■ **WHAT THE EXERCISE ASKS**: Where a line contains the word "content", copy that line in full.

■ **RECORD EXCERPTS**:
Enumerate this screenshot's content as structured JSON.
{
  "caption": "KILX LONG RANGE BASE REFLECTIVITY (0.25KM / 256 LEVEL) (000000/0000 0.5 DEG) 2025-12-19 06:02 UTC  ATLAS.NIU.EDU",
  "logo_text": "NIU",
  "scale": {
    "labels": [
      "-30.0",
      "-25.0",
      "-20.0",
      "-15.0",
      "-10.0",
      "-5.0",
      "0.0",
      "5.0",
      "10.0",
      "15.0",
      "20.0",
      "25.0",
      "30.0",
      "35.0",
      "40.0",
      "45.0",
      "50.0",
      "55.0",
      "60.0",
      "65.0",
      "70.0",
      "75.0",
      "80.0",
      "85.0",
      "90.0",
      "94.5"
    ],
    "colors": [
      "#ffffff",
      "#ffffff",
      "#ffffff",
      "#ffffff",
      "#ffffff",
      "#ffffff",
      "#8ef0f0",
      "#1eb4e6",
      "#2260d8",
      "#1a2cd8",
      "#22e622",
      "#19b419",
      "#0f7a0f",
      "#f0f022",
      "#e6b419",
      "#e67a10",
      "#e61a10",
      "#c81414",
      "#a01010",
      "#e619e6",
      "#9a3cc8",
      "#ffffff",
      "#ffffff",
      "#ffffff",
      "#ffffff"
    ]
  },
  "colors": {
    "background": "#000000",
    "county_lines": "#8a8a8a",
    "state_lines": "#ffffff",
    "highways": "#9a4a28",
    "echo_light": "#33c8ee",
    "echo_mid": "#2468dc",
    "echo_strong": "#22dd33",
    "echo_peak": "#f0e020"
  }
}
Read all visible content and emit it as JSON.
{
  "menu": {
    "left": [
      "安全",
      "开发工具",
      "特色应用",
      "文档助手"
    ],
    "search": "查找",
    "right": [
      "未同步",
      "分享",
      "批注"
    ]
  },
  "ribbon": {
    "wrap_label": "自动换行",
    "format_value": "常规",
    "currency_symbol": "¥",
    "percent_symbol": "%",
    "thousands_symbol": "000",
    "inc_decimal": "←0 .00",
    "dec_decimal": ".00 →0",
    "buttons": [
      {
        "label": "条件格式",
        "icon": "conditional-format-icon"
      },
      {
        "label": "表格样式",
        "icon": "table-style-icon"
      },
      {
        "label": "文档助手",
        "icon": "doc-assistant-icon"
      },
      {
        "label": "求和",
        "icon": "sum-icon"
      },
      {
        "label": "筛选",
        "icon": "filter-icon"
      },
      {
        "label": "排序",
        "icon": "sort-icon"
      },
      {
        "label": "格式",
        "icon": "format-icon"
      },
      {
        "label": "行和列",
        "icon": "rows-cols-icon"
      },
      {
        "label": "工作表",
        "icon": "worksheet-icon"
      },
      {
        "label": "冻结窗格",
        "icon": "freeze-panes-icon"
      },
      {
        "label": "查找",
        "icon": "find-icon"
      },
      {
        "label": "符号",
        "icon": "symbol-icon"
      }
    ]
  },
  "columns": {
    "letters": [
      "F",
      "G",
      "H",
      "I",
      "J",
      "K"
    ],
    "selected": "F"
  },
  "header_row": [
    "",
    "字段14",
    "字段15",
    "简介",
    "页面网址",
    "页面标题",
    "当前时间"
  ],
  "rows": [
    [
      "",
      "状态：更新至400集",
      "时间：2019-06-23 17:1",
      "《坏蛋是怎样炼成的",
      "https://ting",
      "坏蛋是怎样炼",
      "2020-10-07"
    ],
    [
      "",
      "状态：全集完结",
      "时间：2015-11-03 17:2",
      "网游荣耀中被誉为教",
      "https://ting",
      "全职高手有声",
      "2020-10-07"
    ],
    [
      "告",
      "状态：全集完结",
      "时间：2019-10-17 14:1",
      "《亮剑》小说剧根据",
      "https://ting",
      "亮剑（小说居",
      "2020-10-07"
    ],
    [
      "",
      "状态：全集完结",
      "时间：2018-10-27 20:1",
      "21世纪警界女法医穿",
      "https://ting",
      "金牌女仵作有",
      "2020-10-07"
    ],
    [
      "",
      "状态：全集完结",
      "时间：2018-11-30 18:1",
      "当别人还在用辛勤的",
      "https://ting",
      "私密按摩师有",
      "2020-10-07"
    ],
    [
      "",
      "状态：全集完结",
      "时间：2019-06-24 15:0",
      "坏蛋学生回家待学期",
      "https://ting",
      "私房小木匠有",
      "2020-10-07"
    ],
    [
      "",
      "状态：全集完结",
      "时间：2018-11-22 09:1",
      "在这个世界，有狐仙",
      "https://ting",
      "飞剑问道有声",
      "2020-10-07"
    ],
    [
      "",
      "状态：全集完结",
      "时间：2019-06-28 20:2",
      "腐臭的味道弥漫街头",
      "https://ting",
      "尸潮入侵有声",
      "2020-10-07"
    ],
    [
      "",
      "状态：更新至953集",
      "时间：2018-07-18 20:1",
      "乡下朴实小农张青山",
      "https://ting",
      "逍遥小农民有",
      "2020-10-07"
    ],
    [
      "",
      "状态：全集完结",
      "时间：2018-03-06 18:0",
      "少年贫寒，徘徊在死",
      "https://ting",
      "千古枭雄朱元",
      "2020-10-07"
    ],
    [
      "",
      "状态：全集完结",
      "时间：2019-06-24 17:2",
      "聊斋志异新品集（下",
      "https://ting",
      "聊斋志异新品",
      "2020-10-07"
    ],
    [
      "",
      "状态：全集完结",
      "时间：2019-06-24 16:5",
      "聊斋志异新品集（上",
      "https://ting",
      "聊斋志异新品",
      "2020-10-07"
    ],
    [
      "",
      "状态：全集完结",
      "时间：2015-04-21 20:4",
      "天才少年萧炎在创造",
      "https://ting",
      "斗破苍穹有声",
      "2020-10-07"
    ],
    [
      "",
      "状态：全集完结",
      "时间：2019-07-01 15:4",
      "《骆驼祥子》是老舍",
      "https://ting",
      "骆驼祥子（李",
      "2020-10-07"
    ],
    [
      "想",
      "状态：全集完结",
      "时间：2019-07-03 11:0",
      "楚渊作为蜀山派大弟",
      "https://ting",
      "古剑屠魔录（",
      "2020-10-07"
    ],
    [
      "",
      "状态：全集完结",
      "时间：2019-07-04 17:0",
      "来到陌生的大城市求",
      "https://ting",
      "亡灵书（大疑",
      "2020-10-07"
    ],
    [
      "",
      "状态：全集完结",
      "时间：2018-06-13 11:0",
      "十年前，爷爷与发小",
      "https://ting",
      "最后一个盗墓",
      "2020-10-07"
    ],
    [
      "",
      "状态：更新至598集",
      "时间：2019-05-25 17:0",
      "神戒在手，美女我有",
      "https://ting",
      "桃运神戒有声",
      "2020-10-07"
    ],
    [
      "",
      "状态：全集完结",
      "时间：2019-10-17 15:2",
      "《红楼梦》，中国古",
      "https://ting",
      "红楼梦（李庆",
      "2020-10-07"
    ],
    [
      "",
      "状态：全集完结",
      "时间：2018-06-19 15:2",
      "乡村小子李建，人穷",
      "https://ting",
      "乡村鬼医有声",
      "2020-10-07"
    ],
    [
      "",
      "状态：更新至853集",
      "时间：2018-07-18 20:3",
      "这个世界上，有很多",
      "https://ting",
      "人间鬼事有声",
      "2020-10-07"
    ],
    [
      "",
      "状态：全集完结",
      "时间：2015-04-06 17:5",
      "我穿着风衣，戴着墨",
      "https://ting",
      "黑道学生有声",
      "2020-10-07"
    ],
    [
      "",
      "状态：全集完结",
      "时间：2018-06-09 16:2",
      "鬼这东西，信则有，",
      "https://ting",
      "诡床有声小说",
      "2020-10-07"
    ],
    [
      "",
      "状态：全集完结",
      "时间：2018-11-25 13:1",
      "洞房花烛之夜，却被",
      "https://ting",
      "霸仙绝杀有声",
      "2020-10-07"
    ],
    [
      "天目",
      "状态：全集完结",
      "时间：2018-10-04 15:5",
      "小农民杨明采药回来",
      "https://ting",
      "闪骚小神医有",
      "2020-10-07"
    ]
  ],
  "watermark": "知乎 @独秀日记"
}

■ **FINISHED ANSWER**:
Enumerate this screenshot's content as structured JSON.
Read all visible content and emit it as JSON.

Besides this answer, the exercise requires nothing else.